* AIM: Extract each line from the entries below that has the string "name" in it.

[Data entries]
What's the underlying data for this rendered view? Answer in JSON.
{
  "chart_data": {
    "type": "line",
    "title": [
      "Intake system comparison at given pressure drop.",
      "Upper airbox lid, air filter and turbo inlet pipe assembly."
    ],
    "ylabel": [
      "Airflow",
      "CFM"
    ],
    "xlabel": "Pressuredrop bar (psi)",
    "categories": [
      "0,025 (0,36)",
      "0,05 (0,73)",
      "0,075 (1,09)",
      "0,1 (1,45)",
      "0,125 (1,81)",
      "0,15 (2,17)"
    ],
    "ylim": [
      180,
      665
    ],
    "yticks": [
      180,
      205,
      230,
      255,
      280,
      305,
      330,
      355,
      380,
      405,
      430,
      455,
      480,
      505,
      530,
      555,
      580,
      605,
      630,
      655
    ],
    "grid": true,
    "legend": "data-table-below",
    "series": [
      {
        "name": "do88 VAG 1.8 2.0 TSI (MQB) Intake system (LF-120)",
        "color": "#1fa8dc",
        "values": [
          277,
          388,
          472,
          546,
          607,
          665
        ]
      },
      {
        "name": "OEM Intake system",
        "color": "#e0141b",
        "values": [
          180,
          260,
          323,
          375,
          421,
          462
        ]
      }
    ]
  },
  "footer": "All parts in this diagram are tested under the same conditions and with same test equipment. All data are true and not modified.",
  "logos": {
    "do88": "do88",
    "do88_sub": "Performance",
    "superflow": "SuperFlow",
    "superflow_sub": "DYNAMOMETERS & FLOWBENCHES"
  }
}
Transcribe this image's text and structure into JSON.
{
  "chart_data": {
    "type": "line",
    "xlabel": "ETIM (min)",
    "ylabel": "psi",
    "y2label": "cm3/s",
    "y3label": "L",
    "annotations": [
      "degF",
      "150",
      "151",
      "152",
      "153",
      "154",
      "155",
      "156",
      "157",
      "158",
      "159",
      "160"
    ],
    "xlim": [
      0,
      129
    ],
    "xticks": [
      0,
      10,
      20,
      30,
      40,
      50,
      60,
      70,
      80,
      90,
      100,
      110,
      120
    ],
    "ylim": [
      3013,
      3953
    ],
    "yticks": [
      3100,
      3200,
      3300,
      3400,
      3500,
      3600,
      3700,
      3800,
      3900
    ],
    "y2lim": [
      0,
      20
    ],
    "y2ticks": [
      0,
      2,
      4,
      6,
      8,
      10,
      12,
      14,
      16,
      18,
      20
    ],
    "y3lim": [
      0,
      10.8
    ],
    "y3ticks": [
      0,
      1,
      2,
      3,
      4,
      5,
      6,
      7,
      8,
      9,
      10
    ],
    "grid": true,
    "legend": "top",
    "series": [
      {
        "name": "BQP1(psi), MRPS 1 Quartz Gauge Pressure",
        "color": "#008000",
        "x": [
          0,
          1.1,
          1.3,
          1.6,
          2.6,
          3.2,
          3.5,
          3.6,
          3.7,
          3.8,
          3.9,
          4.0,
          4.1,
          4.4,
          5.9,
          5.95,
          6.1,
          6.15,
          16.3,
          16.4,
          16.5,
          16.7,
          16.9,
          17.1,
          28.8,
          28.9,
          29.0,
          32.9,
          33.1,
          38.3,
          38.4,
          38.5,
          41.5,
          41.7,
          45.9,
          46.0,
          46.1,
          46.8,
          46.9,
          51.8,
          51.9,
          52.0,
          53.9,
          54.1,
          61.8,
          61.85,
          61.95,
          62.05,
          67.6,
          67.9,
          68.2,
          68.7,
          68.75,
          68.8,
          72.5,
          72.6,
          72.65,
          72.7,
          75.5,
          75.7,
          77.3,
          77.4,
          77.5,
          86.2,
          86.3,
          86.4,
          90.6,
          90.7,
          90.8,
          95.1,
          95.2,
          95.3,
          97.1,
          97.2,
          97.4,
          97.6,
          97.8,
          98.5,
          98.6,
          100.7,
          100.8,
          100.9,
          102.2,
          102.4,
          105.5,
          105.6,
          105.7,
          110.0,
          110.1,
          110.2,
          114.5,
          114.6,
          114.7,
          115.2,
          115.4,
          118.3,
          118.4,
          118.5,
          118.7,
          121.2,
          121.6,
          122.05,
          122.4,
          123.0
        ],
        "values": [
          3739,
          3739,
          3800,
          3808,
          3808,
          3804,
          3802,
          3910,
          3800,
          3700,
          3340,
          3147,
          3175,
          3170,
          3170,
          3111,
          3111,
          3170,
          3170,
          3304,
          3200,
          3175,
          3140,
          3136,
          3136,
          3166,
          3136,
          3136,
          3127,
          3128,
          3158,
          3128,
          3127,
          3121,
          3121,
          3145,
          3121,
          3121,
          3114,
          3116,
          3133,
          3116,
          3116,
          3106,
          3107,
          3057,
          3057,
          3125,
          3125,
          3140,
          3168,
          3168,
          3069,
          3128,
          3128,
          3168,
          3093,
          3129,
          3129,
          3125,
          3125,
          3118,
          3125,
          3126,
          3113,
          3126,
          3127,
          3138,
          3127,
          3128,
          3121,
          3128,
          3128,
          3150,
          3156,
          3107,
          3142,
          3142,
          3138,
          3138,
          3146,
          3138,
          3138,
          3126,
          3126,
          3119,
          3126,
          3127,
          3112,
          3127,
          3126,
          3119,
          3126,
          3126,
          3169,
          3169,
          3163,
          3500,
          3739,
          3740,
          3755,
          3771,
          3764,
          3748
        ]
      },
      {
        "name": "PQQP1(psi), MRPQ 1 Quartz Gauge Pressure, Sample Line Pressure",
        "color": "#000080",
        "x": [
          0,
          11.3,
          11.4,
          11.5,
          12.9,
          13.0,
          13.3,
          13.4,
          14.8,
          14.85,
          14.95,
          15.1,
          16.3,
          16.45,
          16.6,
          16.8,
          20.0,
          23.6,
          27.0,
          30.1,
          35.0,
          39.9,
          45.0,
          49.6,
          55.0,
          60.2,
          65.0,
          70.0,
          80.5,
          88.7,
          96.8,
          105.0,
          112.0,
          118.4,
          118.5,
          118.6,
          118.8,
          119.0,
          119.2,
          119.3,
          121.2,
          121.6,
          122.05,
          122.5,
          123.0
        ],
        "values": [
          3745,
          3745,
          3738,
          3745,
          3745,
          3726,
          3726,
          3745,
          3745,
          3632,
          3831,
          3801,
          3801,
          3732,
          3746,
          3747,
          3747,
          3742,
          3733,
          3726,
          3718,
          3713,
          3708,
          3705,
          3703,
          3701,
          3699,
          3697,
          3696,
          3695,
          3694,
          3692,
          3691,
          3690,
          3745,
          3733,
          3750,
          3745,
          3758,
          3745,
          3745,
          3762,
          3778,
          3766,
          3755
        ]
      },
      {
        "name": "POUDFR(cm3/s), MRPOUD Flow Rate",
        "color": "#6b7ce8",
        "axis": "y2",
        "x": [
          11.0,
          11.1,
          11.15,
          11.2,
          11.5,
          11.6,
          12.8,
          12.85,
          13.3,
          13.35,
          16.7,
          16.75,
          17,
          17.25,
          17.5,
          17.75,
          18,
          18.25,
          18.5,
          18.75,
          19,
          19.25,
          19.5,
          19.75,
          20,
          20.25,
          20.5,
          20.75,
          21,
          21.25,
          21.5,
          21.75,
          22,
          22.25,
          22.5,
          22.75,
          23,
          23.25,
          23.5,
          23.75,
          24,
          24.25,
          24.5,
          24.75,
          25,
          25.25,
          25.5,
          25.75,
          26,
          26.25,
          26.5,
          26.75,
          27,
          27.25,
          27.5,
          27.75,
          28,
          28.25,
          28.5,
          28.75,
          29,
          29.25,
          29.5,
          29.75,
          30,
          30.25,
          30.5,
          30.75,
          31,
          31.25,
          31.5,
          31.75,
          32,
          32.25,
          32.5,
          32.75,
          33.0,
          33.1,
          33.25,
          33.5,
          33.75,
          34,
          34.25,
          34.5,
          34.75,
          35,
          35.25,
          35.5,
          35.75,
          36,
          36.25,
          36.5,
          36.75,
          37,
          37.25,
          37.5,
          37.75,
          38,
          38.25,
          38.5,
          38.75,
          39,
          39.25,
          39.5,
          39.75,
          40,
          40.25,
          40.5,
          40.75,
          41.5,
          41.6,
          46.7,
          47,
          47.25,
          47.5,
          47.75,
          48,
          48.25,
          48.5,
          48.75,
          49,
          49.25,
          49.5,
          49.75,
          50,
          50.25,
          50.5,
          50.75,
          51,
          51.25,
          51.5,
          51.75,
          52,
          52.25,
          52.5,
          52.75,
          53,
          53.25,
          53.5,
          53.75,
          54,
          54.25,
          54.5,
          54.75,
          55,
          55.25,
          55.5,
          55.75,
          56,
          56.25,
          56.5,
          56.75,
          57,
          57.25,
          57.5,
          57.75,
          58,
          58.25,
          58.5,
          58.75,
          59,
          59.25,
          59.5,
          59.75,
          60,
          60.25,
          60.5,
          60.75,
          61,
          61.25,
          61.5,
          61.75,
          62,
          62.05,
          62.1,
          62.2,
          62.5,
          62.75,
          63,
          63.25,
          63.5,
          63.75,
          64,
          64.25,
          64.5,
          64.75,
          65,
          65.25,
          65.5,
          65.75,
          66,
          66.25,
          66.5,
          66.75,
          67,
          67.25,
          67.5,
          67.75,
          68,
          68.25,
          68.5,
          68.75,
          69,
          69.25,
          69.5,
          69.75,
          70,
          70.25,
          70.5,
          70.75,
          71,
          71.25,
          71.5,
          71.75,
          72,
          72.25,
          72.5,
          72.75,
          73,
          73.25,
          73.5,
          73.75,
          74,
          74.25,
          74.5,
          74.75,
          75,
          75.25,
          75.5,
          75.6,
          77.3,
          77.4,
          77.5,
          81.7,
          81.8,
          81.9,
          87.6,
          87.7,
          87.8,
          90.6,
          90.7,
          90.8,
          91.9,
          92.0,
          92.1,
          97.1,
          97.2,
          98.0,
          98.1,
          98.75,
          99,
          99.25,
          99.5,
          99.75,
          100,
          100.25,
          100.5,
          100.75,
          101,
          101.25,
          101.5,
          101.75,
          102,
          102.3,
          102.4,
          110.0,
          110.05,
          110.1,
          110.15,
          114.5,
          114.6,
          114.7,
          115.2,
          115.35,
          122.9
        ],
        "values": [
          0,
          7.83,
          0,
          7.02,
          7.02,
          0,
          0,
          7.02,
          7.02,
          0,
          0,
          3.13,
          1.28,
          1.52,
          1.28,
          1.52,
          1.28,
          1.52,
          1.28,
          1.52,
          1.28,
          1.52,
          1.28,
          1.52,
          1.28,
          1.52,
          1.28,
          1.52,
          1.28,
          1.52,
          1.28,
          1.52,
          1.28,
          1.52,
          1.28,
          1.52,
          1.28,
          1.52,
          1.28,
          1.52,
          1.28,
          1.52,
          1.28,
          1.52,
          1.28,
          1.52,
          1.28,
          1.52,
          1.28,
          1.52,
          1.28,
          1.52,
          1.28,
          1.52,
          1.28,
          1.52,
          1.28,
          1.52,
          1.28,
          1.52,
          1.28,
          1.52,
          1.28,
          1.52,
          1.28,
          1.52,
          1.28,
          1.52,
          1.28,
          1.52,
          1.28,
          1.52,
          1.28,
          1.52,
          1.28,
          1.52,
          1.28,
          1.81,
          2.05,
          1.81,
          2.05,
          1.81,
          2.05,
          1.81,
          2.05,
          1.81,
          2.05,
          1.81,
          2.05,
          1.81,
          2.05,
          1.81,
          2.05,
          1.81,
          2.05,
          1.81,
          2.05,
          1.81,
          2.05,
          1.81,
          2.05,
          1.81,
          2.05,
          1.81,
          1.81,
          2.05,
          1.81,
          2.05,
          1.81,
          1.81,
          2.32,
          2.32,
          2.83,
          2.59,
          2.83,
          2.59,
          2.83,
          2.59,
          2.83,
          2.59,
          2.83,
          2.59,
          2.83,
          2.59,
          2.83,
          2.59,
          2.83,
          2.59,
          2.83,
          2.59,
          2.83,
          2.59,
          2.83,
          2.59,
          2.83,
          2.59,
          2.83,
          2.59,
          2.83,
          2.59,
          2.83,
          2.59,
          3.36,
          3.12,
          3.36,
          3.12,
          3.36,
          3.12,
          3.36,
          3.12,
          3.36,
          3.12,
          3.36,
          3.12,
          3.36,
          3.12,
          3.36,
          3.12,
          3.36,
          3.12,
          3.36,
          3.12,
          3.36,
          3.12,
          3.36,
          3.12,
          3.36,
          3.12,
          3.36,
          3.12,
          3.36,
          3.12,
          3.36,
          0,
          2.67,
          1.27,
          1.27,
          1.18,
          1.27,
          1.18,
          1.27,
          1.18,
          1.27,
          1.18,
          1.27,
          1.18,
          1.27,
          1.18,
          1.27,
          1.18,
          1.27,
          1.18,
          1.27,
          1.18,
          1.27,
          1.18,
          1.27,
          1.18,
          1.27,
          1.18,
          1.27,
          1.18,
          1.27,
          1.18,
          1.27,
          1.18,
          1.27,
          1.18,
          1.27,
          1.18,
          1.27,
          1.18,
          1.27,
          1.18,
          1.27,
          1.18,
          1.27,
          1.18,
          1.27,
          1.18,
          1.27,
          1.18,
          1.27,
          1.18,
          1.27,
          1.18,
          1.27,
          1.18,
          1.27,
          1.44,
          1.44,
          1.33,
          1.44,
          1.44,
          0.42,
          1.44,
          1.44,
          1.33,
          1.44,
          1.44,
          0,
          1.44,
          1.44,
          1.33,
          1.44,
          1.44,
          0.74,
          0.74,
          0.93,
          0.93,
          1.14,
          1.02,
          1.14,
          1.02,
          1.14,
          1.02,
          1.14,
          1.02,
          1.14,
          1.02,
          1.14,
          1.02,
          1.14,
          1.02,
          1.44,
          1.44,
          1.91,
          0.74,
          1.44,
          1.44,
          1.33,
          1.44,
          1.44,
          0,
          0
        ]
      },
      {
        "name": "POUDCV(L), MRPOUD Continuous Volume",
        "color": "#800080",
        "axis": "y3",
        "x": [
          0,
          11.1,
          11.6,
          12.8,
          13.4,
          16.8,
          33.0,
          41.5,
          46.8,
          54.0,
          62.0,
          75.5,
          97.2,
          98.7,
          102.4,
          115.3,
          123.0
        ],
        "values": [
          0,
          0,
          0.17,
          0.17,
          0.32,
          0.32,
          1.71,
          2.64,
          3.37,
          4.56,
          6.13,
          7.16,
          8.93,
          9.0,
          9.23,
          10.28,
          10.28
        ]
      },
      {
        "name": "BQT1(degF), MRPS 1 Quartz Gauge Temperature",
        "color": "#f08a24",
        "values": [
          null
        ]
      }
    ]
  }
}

* RESULT FOR THIS EXERCISE:
        "name": "do88 VAG 1.8 2.0 TSI (MQB) Intake system (LF-120)",
        "name": "OEM Intake system",
        "name": "BQP1(psi), MRPS 1 Quartz Gauge Pressure",
        "name": "PQQP1(psi), MRPQ 1 Quartz Gauge Pressure, Sample Line Pressure",
        "name": "POUDFR(cm3/s), MRPOUD Flow Rate",
        "name": "POUDCV(L), MRPOUD Continuous Volume",
        "name": "BQT1(degF), MRPS 1 Quartz Gauge Temperature",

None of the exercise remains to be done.